Listed entries:
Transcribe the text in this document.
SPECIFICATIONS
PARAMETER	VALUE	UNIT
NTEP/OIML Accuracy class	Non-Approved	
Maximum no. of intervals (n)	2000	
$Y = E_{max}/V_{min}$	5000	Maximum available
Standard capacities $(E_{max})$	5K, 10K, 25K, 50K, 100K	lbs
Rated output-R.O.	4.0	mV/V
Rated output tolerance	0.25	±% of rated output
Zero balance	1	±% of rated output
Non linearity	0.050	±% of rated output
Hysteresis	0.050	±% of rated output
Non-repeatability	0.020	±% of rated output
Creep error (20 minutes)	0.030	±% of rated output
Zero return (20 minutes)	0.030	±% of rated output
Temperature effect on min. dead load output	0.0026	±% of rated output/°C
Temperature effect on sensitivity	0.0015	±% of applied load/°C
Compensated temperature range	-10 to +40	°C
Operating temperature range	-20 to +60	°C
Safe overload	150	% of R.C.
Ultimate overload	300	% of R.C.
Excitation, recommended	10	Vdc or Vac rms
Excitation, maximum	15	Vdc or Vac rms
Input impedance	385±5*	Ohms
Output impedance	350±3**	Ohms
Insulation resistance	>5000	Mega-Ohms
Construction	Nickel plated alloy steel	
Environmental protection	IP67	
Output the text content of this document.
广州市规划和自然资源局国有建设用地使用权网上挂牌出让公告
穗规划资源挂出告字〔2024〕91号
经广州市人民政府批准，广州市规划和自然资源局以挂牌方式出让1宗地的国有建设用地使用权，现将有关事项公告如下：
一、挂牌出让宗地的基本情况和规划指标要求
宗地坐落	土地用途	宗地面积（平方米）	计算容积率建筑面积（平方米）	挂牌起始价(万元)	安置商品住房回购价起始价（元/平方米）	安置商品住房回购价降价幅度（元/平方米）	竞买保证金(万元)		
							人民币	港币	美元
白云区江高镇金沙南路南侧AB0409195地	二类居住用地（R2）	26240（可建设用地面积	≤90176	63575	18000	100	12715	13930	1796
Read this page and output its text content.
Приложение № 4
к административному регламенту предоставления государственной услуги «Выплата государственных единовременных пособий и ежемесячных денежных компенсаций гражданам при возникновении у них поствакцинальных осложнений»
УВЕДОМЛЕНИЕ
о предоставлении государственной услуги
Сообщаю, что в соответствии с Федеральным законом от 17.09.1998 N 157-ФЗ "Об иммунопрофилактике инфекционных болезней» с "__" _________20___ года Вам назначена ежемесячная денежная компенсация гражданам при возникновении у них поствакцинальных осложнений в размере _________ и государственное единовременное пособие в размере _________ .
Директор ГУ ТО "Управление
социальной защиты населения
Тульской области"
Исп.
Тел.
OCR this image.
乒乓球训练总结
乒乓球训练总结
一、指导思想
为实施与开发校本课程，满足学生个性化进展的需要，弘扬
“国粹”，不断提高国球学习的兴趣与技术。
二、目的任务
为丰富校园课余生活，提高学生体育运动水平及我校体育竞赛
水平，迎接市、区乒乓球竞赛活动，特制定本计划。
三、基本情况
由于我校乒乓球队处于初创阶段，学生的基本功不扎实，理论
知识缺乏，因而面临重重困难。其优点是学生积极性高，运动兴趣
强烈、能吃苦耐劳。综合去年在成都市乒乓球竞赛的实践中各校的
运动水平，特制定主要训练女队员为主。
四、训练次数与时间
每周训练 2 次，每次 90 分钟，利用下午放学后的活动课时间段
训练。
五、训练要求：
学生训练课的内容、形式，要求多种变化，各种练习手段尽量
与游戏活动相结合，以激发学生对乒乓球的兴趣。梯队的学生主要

Task brief: Show every line that contains the word "Ohms".

Full output:
Input impedance	385±5*	Ohms
Output impedance	350±3**	Ohms
Insulation resistance	>5000	Mega-Ohms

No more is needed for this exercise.